Task brief: Extract the complete data exactly as given.

The input:
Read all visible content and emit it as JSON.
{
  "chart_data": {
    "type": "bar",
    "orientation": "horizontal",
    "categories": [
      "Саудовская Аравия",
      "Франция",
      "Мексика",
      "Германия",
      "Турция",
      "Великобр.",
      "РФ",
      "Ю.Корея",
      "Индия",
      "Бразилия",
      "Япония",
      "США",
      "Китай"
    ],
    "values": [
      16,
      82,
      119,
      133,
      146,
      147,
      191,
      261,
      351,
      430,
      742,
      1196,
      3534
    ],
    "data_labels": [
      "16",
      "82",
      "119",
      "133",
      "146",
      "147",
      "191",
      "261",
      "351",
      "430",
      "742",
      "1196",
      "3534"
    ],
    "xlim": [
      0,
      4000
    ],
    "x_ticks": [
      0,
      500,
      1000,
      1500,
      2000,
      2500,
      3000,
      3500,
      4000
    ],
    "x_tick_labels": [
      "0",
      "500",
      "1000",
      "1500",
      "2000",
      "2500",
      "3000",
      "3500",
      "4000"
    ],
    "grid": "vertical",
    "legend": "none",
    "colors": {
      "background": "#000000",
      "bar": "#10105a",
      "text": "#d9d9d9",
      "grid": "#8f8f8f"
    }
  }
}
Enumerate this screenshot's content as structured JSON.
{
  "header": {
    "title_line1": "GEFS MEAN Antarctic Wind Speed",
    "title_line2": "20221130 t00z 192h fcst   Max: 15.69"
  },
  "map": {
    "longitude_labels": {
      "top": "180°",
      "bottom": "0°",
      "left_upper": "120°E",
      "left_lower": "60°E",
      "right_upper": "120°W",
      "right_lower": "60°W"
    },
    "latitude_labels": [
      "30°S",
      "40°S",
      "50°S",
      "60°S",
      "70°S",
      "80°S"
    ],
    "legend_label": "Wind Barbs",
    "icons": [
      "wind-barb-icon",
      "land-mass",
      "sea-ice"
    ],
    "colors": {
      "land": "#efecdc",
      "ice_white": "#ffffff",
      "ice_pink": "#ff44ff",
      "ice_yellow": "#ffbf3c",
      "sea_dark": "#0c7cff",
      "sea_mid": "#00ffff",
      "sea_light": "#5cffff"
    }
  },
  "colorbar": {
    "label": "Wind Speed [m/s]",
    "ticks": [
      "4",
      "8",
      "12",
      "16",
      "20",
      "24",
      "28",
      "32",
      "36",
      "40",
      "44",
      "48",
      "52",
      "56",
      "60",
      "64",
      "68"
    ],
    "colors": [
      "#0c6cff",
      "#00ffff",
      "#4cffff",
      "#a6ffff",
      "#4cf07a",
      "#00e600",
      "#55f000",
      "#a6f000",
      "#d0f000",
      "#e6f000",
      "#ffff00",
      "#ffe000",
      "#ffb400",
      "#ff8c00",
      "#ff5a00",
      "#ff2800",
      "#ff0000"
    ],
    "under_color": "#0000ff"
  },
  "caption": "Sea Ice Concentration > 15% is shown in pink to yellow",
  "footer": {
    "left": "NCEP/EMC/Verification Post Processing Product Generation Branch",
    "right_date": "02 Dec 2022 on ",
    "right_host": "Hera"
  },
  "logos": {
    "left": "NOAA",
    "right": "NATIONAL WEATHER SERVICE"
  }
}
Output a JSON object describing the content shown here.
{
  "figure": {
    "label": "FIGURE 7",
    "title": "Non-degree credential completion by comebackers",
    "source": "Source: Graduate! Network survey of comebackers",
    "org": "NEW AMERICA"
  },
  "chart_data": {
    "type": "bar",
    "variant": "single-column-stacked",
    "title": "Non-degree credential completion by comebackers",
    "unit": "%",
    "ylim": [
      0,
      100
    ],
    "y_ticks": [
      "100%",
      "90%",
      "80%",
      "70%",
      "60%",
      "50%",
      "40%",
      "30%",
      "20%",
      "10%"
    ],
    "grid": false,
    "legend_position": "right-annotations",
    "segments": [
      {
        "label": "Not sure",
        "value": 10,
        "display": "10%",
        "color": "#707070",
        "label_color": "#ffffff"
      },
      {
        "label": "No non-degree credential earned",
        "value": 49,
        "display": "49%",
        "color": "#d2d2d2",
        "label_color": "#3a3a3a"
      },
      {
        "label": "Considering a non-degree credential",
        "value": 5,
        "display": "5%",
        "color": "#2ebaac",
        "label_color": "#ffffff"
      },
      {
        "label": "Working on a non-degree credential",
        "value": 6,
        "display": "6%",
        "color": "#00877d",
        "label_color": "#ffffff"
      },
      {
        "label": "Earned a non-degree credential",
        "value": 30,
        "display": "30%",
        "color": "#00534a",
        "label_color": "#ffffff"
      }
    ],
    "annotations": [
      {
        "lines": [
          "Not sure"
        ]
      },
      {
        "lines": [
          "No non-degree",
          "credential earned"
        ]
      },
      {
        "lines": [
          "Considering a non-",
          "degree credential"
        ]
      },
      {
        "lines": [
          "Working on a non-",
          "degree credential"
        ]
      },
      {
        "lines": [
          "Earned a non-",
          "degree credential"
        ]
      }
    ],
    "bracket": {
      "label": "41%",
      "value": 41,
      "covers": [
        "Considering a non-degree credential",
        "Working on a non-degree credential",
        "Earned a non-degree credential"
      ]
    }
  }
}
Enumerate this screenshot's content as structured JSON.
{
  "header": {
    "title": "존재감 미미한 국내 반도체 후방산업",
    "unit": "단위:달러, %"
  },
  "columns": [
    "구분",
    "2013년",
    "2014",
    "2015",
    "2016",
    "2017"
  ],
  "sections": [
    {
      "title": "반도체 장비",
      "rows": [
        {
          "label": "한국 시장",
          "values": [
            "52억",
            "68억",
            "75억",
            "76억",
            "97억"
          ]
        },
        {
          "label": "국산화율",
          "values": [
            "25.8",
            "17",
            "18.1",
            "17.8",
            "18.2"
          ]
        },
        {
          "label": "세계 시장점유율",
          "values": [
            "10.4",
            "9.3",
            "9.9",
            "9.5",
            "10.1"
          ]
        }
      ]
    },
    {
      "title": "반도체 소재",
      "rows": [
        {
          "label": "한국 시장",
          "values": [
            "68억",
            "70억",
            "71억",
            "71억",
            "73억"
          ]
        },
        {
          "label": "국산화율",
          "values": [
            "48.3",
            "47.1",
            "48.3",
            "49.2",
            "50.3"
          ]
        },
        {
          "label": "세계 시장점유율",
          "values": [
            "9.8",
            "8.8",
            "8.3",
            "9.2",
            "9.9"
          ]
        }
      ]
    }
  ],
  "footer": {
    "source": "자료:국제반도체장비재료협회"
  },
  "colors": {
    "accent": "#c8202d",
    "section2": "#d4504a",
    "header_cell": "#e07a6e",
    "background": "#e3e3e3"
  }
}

Expected answer:
Read all visible content and emit it as JSON.
{
  "chart_data": {
    "type": "bar",
    "orientation": "horizontal",
    "categories": [
      "Саудовская Аравия",
      "Франция",
      "Мексика",
      "Германия",
      "Турция",
      "Великобр.",
      "РФ",
      "Ю.Корея",
      "Индия",
      "Бразилия",
      "Япония",
      "США",
      "Китай"
    ],
    "values": [
      16,
      82,
      119,
      133,
      146,
      147,
      191,
      261,
      351,
      430,
      742,
      1196,
      3534
    ],
    "data_labels": [
      "16",
      "82",
      "119",
      "133",
      "146",
      "147",
      "191",
      "261",
      "351",
      "430",
      "742",
      "1196",
      "3534"
    ],
    "xlim": [
      0,
      4000
    ],
    "x_ticks": [
      0,
      500,
      1000,
      1500,
      2000,
      2500,
      3000,
      3500,
      4000
    ],
    "x_tick_labels": [
      "0",
      "500",
      "1000",
      "1500",
      "2000",
      "2500",
      "3000",
      "3500",
      "4000"
    ],
    "grid": "vertical",
    "legend": "none",
    "colors": {
      "background": "#000000",
      "bar": "#10105a",
      "text": "#d9d9d9",
      "grid": "#8f8f8f"
    }
  }
}
Enumerate this screenshot's content as structured JSON.
{
  "header": {
    "title_line1": "GEFS MEAN Antarctic Wind Speed",
    "title_line2": "20221130 t00z 192h fcst   Max: 15.69"
  },
  "map": {
    "longitude_labels": {
      "top": "180°",
      "bottom": "0°",
      "left_upper": "120°E",
      "left_lower": "60°E",
      "right_upper": "120°W",
      "right_lower": "60°W"
    },
    "latitude_labels": [
      "30°S",
      "40°S",
      "50°S",
      "60°S",
      "70°S",
      "80°S"
    ],
    "legend_label": "Wind Barbs",
    "icons": [
      "wind-barb-icon",
      "land-mass",
      "sea-ice"
    ],
    "colors": {
      "land": "#efecdc",
      "ice_white": "#ffffff",
      "ice_pink": "#ff44ff",
      "ice_yellow": "#ffbf3c",
      "sea_dark": "#0c7cff",
      "sea_mid": "#00ffff",
      "sea_light": "#5cffff"
    }
  },
  "colorbar": {
    "label": "Wind Speed [m/s]",
    "ticks": [
      "4",
      "8",
      "12",
      "16",
      "20",
      "24",
      "28",
      "32",
      "36",
      "40",
      "44",
      "48",
      "52",
      "56",
      "60",
      "64",
      "68"
    ],
    "colors": [
      "#0c6cff",
      "#00ffff",
      "#4cffff",
      "#a6ffff",
      "#4cf07a",
      "#00e600",
      "#55f000",
      "#a6f000",
      "#d0f000",
      "#e6f000",
      "#ffff00",
      "#ffe000",
      "#ffb400",
      "#ff8c00",
      "#ff5a00",
      "#ff2800",
      "#ff0000"
    ],
    "under_color": "#0000ff"
  },
  "caption": "Sea Ice Concentration > 15% is shown in pink to yellow",
  "footer": {
    "left": "NCEP/EMC/Verification Post Processing Product Generation Branch",
    "right_date": "02 Dec 2022 on ",
    "right_host": "Hera"
  },
  "logos": {
    "left": "NOAA",
    "right": "NATIONAL WEATHER SERVICE"
  }
}
Output a JSON object describing the content shown here.
{
  "figure": {
    "label": "FIGURE 7",
    "title": "Non-degree credential completion by comebackers",
    "source": "Source: Graduate! Network survey of comebackers",
    "org": "NEW AMERICA"
  },
  "chart_data": {
    "type": "bar",
    "variant": "single-column-stacked",
    "title": "Non-degree credential completion by comebackers",
    "unit": "%",
    "ylim": [
      0,
      100
    ],
    "y_ticks": [
      "100%",
      "90%",
      "80%",
      "70%",
      "60%",
      "50%",
      "40%",
      "30%",
      "20%",
      "10%"
    ],
    "grid": false,
    "legend_position": "right-annotations",
    "segments": [
      {
        "label": "Not sure",
        "value": 10,
        "display": "10%",
        "color": "#707070",
        "label_color": "#ffffff"
      },
      {
        "label": "No non-degree credential earned",
        "value": 49,
        "display": "49%",
        "color": "#d2d2d2",
        "label_color": "#3a3a3a"
      },
      {
        "label": "Considering a non-degree credential",
        "value": 5,
        "display": "5%",
        "color": "#2ebaac",
        "label_color": "#ffffff"
      },
      {
        "label": "Working on a non-degree credential",
        "value": 6,
        "display": "6%",
        "color": "#00877d",
        "label_color": "#ffffff"
      },
      {
        "label": "Earned a non-degree credential",
        "value": 30,
        "display": "30%",
        "color": "#00534a",
        "label_color": "#ffffff"
      }
    ],
    "annotations": [
      {
        "lines": [
          "Not sure"
        ]
      },
      {
        "lines": [
          "No non-degree",
          "credential earned"
        ]
      },
      {
        "lines": [
          "Considering a non-",
          "degree credential"
        ]
      },
      {
        "lines": [
          "Working on a non-",
          "degree credential"
        ]
      },
      {
        "lines": [
          "Earned a non-",
          "degree credential"
        ]
      }
    ],
    "bracket": {
      "label": "41%",
      "value": 41,
      "covers": [
        "Considering a non-degree credential",
        "Working on a non-degree credential",
        "Earned a non-degree credential"
      ]
    }
  }
}
Enumerate this screenshot's content as structured JSON.
{
  "header": {
    "title": "존재감 미미한 국내 반도체 후방산업",
    "unit": "단위:달러, %"
  },
  "columns": [
    "구분",
    "2013년",
    "2014",
    "2015",
    "2016",
    "2017"
  ],
  "sections": [
    {
      "title": "반도체 장비",
      "rows": [
        {
          "label": "한국 시장",
          "values": [
            "52억",
            "68억",
            "75억",
            "76억",
            "97억"
          ]
        },
        {
          "label": "국산화율",
          "values": [
            "25.8",
            "17",
            "18.1",
            "17.8",
            "18.2"
          ]
        },
        {
          "label": "세계 시장점유율",
          "values": [
            "10.4",
            "9.3",
            "9.9",
            "9.5",
            "10.1"
          ]
        }
      ]
    },
    {
      "title": "반도체 소재",
      "rows": [
        {
          "label": "한국 시장",
          "values": [
            "68억",
            "70억",
            "71억",
            "71억",
            "73억"
          ]
        },
        {
          "label": "국산화율",
          "values": [
            "48.3",
            "47.1",
            "48.3",
            "49.2",
            "50.3"
          ]
        },
        {
          "label": "세계 시장점유율",
          "values": [
            "9.8",
            "8.8",
            "8.3",
            "9.2",
            "9.9"
          ]
        }
      ]
    }
  ],
  "footer": {
    "source": "자료:국제반도체장비재료협회"
  },
  "colors": {
    "accent": "#c8202d",
    "section2": "#d4504a",
    "header_cell": "#e07a6e",
    "background": "#e3e3e3"
  }
}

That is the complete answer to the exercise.